(Extracts from a graphics dataset)
▶
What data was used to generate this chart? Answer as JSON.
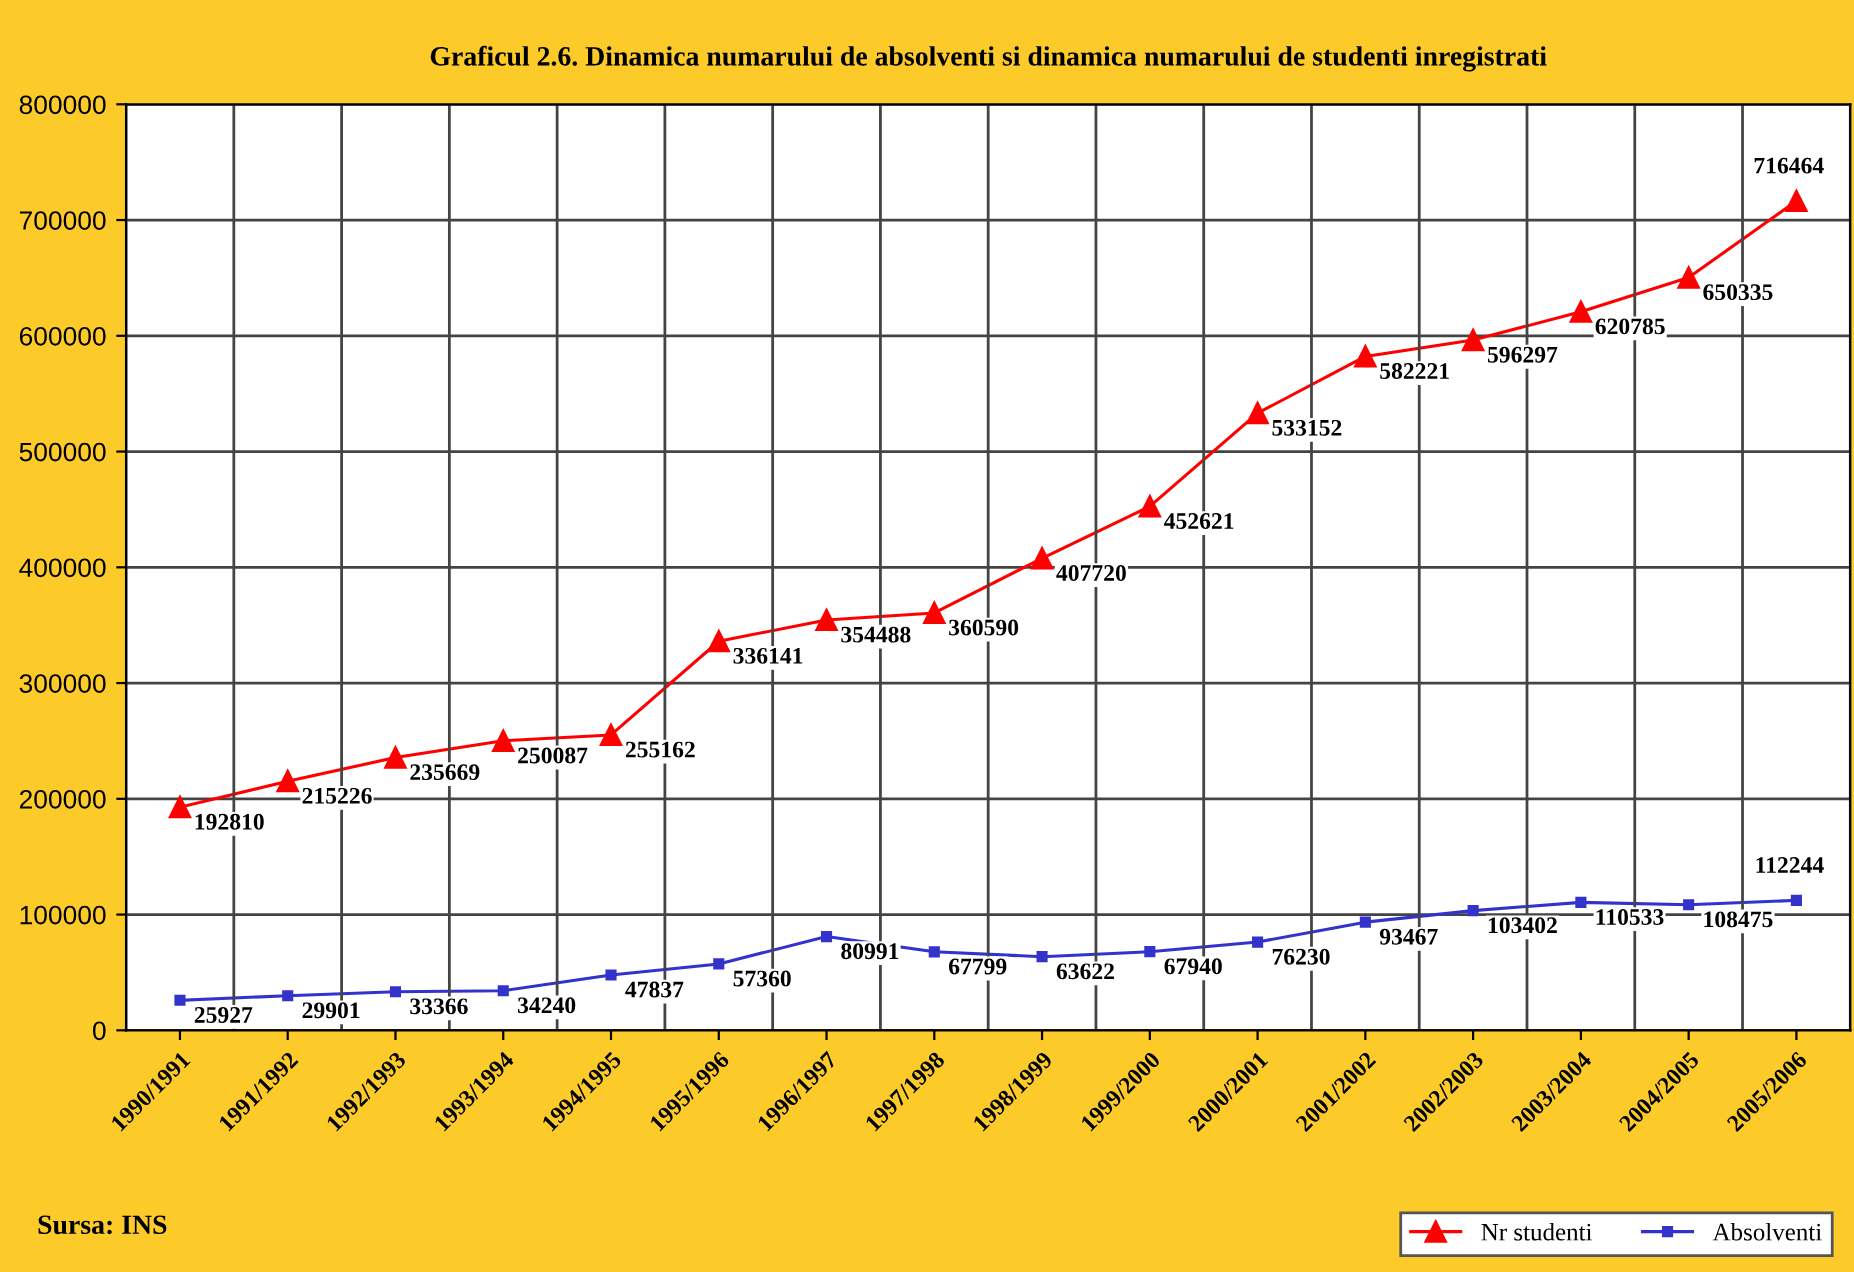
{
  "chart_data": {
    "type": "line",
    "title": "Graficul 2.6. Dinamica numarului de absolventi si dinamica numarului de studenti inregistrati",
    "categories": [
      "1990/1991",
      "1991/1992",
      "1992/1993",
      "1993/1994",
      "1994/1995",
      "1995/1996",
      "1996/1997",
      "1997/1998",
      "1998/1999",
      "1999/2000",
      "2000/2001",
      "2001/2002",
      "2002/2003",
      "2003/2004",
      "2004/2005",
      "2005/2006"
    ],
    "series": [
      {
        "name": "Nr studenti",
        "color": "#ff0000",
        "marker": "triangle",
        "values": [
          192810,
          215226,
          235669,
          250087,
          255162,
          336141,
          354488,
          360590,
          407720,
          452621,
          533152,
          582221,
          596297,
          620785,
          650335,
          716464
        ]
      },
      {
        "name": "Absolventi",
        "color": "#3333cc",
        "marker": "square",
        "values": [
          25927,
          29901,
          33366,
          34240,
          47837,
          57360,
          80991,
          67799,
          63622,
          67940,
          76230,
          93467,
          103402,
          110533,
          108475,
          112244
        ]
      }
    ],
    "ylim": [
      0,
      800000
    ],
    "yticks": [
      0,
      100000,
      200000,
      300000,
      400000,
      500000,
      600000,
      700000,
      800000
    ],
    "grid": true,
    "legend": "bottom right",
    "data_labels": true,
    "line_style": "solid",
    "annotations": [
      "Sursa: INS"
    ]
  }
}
◀
▶
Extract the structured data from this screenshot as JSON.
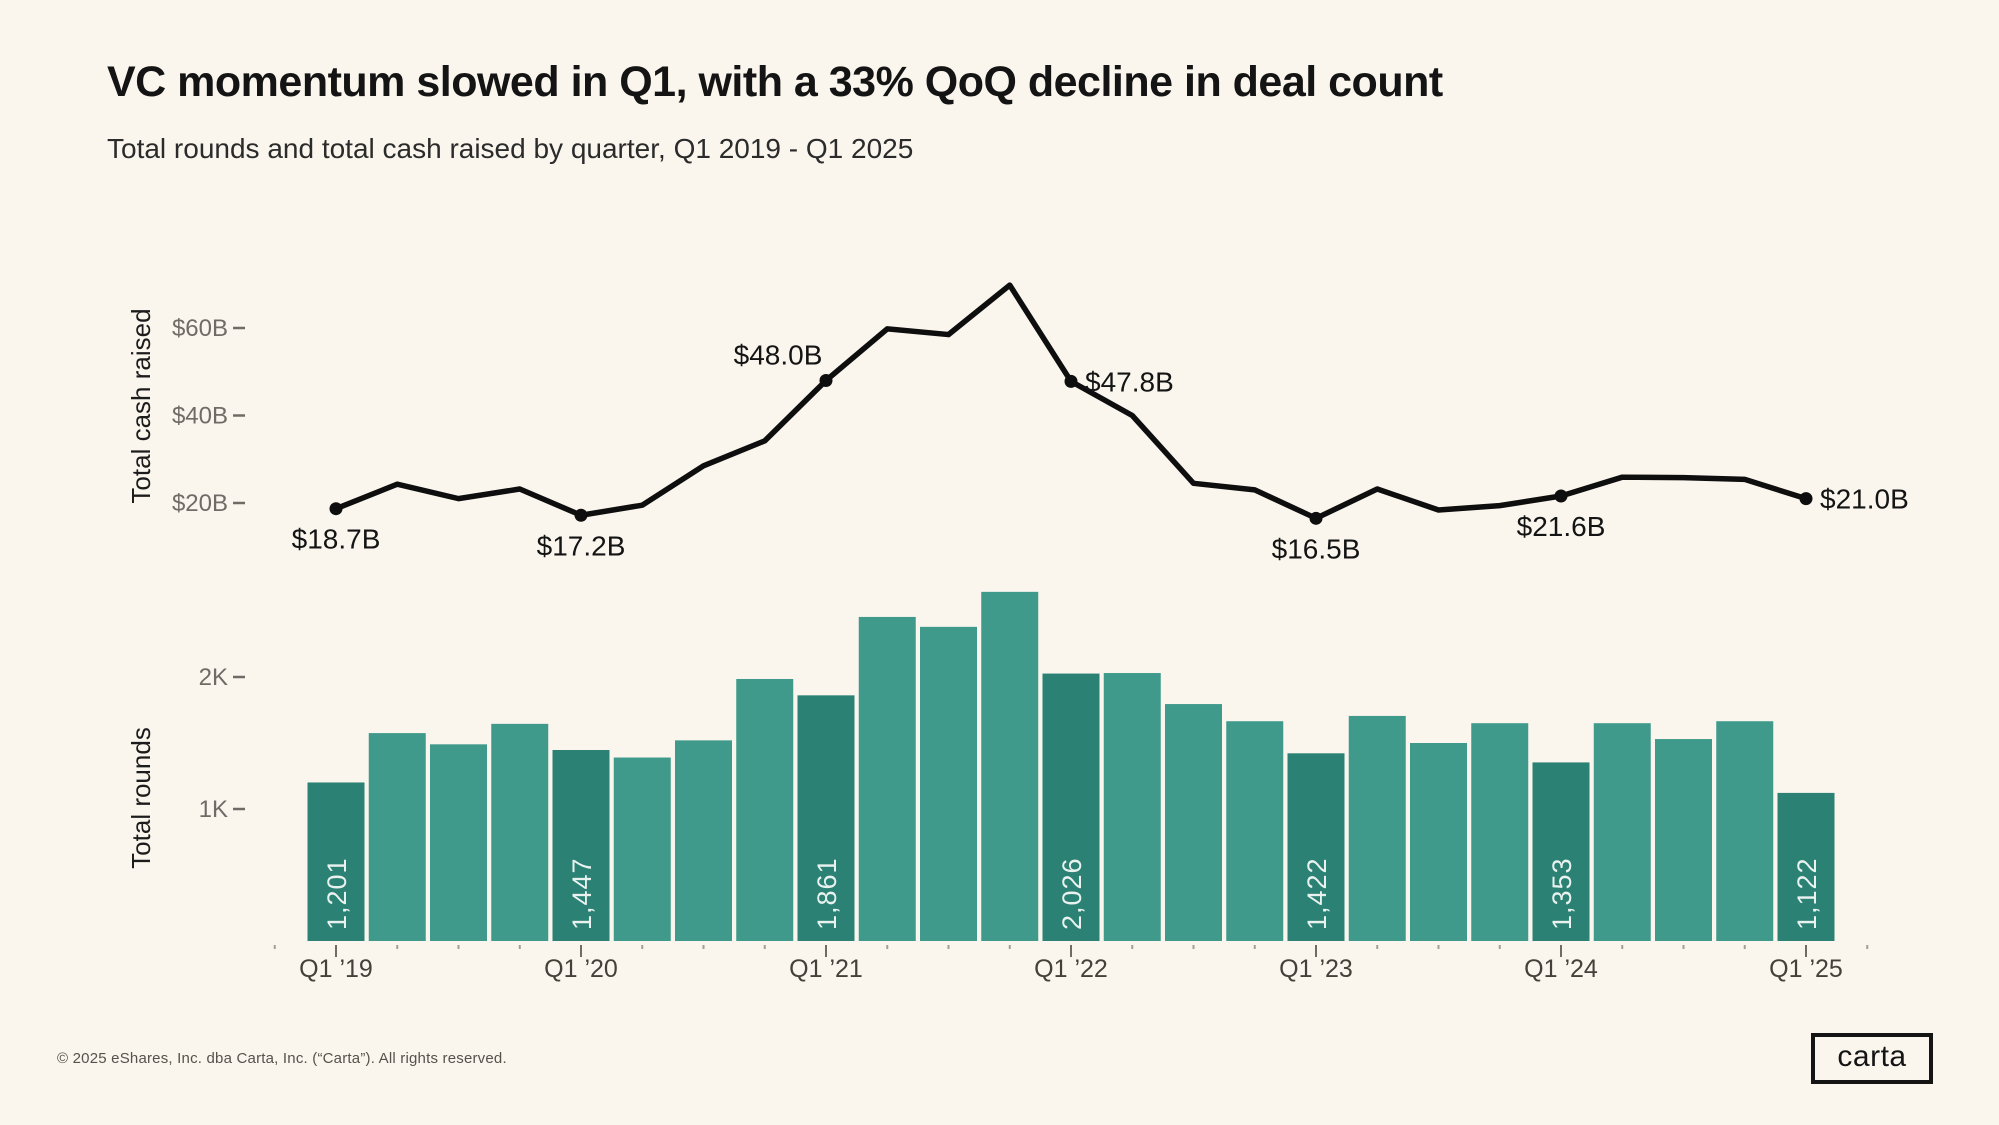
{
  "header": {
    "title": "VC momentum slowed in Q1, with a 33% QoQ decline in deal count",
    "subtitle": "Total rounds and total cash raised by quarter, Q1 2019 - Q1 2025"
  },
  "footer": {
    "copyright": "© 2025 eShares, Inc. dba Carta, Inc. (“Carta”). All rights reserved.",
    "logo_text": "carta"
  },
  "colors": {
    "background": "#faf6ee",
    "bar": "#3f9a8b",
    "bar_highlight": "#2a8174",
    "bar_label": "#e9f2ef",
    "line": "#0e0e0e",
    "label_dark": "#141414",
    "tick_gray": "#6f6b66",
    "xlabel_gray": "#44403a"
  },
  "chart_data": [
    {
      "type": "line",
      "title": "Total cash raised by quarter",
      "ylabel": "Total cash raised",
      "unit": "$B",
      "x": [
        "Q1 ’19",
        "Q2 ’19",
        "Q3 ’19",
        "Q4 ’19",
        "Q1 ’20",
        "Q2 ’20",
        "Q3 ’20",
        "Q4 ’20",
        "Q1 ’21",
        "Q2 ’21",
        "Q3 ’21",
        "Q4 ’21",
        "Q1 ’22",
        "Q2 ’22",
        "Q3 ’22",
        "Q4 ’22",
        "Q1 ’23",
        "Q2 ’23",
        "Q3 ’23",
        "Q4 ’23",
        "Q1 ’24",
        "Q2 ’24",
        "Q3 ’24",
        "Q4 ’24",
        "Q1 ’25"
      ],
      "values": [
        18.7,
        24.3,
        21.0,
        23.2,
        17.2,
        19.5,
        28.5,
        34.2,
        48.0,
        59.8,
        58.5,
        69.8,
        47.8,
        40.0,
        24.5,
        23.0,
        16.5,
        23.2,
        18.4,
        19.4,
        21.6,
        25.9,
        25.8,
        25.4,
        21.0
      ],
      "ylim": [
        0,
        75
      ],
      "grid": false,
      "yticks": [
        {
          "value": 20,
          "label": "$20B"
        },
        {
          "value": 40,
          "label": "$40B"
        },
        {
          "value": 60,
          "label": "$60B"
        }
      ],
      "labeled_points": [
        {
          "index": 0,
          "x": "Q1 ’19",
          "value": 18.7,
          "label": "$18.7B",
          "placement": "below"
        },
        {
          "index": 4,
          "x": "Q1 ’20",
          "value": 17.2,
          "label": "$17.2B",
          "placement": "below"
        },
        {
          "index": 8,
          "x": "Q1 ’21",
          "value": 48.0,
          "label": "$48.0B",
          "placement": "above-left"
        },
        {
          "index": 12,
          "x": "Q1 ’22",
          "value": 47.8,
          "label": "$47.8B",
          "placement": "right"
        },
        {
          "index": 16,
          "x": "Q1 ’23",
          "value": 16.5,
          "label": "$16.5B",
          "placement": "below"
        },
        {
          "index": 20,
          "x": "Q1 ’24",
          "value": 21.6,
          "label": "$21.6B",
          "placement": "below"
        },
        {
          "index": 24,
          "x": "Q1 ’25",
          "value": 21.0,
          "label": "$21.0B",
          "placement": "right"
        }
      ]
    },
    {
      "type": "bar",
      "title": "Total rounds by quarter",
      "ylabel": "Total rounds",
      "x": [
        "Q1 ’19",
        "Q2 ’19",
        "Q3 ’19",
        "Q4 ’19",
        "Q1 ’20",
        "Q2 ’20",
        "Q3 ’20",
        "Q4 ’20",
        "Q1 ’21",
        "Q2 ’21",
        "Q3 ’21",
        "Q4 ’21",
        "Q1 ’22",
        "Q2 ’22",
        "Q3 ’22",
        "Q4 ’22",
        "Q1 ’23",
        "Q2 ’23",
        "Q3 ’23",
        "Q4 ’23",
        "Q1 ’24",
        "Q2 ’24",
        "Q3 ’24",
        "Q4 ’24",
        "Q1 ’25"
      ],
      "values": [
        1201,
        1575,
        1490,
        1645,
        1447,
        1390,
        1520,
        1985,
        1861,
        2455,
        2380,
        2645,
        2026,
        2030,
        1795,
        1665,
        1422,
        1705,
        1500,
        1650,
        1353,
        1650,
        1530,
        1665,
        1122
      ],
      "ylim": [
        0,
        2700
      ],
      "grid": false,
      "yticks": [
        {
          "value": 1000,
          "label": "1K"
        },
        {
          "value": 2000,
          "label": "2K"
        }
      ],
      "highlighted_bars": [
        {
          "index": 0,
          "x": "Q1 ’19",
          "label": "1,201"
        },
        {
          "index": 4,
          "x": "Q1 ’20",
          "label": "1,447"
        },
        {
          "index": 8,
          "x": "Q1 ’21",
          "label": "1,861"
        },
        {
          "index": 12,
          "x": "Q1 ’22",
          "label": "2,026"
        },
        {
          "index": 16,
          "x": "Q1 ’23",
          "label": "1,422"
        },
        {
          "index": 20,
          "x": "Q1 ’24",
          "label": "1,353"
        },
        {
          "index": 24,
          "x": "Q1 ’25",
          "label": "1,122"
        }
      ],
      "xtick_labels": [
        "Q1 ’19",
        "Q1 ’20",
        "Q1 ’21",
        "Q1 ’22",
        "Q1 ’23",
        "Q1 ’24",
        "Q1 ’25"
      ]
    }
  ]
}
◀
■ **What is being asked**
Scan the lines above for "this", then copy every one that has it.

■ **Right answer**
What data was used to generate this chart? Answer as JSON.
Extract the structured data from this screenshot as JSON.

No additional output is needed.